● **Source data**:

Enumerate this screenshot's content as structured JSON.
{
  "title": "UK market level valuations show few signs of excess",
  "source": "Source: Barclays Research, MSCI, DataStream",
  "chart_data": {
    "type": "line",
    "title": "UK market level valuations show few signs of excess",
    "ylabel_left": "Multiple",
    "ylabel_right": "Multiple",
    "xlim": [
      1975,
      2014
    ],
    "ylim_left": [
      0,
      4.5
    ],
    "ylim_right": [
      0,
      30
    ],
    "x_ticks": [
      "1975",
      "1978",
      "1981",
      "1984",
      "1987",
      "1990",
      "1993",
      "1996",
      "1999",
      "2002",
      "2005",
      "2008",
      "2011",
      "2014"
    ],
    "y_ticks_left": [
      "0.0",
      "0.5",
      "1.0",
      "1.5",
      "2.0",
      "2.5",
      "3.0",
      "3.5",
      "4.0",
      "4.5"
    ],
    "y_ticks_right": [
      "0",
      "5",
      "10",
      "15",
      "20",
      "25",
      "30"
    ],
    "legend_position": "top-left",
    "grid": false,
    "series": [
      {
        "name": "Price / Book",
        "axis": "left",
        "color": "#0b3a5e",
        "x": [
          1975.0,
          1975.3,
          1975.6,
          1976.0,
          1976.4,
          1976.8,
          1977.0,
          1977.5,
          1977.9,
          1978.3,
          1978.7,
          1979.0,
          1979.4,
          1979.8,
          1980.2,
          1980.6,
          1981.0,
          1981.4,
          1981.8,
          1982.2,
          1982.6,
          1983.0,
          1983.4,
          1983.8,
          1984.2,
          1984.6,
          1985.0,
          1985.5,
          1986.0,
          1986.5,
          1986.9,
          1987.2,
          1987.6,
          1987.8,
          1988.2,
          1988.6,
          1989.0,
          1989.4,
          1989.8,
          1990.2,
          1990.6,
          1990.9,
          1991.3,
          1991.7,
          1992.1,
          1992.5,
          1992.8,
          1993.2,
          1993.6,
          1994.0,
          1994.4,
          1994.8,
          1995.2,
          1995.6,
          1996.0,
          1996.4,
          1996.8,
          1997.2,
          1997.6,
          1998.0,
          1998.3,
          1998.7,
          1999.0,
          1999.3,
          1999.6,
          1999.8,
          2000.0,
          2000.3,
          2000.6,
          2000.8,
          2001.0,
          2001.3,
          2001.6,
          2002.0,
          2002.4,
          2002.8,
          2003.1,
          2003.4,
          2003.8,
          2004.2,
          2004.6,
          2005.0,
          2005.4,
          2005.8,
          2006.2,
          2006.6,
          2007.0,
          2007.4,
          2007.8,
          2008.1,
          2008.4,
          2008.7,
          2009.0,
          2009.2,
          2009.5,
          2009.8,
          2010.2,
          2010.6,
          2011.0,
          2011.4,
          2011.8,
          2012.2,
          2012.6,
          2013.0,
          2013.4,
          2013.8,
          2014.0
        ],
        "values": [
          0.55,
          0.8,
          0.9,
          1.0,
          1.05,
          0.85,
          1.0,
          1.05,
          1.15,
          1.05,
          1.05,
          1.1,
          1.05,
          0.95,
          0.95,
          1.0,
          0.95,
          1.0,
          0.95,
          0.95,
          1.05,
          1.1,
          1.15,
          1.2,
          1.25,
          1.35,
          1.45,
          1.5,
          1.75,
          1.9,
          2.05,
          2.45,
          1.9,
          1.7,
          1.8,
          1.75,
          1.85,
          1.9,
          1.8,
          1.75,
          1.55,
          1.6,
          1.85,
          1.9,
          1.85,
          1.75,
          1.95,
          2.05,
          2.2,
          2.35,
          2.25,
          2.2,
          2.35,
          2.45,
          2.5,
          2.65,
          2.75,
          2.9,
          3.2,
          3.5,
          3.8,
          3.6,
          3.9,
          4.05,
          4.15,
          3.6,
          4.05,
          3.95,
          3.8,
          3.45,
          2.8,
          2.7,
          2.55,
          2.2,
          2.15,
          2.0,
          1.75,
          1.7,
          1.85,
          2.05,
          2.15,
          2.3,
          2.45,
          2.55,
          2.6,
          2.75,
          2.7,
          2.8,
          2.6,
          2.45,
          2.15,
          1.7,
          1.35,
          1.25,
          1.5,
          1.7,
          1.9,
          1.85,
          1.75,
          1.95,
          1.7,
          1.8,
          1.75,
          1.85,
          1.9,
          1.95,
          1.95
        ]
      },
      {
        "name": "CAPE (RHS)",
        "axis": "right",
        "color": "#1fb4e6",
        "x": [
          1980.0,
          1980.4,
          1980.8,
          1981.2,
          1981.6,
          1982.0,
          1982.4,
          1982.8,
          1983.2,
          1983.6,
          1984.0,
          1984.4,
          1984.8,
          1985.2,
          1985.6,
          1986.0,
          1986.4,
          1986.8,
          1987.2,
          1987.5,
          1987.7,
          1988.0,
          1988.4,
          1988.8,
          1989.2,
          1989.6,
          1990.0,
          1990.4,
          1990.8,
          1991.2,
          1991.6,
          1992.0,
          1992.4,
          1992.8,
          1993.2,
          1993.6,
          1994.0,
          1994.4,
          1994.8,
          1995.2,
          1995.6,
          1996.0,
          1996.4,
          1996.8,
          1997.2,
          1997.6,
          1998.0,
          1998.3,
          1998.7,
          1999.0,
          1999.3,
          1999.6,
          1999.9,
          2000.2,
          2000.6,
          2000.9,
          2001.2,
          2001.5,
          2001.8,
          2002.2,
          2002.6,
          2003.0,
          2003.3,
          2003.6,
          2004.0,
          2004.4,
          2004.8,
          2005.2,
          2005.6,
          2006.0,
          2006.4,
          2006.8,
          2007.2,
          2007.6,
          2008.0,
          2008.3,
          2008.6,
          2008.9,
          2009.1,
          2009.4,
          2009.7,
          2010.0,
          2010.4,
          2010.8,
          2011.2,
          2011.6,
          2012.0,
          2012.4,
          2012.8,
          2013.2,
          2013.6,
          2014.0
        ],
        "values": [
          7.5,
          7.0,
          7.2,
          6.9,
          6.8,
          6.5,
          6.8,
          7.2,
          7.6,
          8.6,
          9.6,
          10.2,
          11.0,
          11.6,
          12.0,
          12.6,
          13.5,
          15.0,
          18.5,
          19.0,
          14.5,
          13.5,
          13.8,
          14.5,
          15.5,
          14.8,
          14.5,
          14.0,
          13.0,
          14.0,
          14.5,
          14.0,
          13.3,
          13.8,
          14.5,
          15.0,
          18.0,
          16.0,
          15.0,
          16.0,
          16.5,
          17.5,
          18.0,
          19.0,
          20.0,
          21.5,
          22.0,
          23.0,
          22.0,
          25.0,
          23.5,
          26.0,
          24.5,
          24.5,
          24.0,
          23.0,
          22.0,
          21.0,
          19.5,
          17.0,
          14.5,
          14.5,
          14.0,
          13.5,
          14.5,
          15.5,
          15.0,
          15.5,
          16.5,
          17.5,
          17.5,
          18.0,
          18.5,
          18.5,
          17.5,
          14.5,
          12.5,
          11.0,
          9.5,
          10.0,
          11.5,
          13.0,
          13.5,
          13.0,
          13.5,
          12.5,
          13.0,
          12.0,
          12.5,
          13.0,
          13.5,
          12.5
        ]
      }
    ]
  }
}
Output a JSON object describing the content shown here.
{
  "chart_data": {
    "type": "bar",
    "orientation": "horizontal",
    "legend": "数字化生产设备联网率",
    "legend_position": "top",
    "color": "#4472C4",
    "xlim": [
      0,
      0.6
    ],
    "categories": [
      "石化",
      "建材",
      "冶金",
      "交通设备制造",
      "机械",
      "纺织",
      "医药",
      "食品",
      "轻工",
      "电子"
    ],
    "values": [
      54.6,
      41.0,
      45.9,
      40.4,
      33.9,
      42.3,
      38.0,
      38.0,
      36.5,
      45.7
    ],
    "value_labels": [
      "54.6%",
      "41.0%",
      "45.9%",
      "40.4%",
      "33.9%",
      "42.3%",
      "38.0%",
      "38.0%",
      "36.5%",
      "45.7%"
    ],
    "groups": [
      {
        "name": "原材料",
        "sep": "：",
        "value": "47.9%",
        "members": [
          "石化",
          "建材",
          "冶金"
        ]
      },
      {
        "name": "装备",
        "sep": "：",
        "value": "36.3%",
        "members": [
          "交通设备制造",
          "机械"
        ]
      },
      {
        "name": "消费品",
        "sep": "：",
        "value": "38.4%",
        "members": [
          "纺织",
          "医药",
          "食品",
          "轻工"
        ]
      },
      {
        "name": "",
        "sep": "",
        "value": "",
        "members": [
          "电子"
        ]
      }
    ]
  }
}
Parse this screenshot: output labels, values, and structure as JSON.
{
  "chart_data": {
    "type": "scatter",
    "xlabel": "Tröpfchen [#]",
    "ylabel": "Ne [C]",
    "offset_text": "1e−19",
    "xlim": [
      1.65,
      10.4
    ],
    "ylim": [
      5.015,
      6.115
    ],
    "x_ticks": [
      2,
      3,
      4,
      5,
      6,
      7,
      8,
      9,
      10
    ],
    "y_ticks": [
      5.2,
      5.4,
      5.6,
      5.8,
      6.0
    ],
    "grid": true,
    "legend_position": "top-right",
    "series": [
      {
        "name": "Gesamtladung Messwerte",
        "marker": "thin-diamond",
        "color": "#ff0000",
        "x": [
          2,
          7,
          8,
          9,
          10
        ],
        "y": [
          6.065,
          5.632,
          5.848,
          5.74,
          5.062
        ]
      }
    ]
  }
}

● **Direction**: Set down, unchanged, the line that contains "Parse this screenshot: output" together with every later line in the records, through the last one.

● **Problem solution**:
Parse this screenshot: output labels, values, and structure as JSON.
{
  "chart_data": {
    "type": "scatter",
    "xlabel": "Tröpfchen [#]",
    "ylabel": "Ne [C]",
    "offset_text": "1e−19",
    "xlim": [
      1.65,
      10.4
    ],
    "ylim": [
      5.015,
      6.115
    ],
    "x_ticks": [
      2,
      3,
      4,
      5,
      6,
      7,
      8,
      9,
      10
    ],
    "y_ticks": [
      5.2,
      5.4,
      5.6,
      5.8,
      6.0
    ],
    "grid": true,
    "legend_position": "top-right",
    "series": [
      {
        "name": "Gesamtladung Messwerte",
        "marker": "thin-diamond",
        "color": "#ff0000",
        "x": [
          2,
          7,
          8,
          9,
          10
        ],
        "y": [
          6.065,
          5.632,
          5.848,
          5.74,
          5.062
        ]
      }
    ]
  }
}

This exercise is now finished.